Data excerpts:
========================================================================

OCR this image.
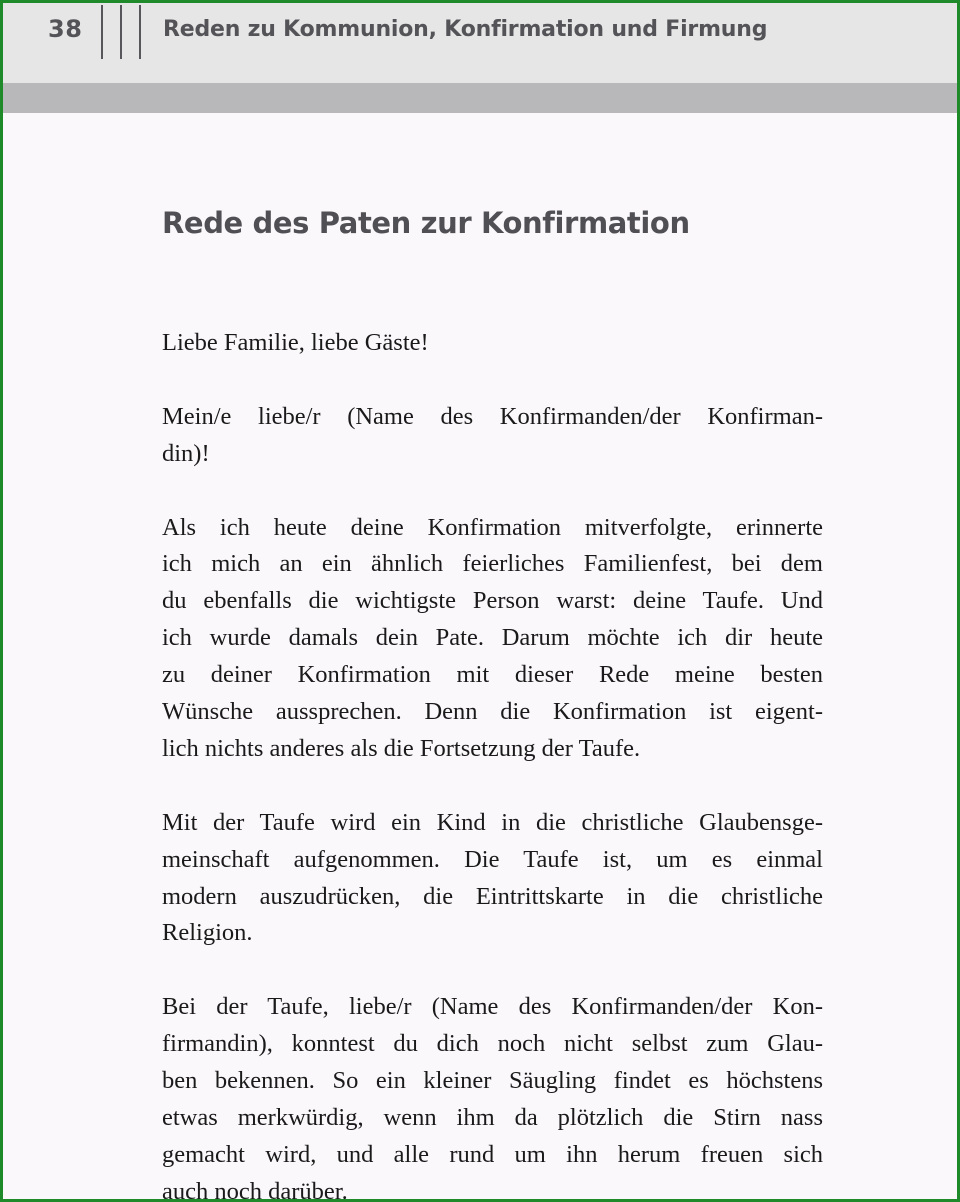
38	Reden zu Kommunion, Konfirmation und Firmung
Rede des Paten zur Konfirmation

Liebe Familie, liebe Gäste!

Mein/e liebe/r (Name des Konfirmanden/der Konfirman-
din)!

Als ich heute deine Konfirmation mitverfolgte, erinnerte
ich mich an ein ähnlich feierliches Familienfest, bei dem
du ebenfalls die wichtigste Person warst: deine Taufe. Und
ich wurde damals dein Pate. Darum möchte ich dir heute
zu deiner Konfirmation mit dieser Rede meine besten
Wünsche aussprechen. Denn die Konfirmation ist eigent-
lich nichts anderes als die Fortsetzung der Taufe.

Mit der Taufe wird ein Kind in die christliche Glaubensge-
meinschaft aufgenommen. Die Taufe ist, um es einmal
modern auszudrücken, die Eintrittskarte in die christliche
Religion.

Bei der Taufe, liebe/r (Name des Konfirmanden/der Kon-
firmandin), konntest du dich noch nicht selbst zum Glau-
ben bekennen. So ein kleiner Säugling findet es höchstens
etwas merkwürdig, wenn ihm da plötzlich die Stirn nass
gemacht wird, und alle rund um ihn herum freuen sich
auch noch darüber.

========================================================================

▶ **TASK BRIEF**: For the records above, state how many lines contain "Taufe", and nothing more.

▶ **TASK ANSWER**: 5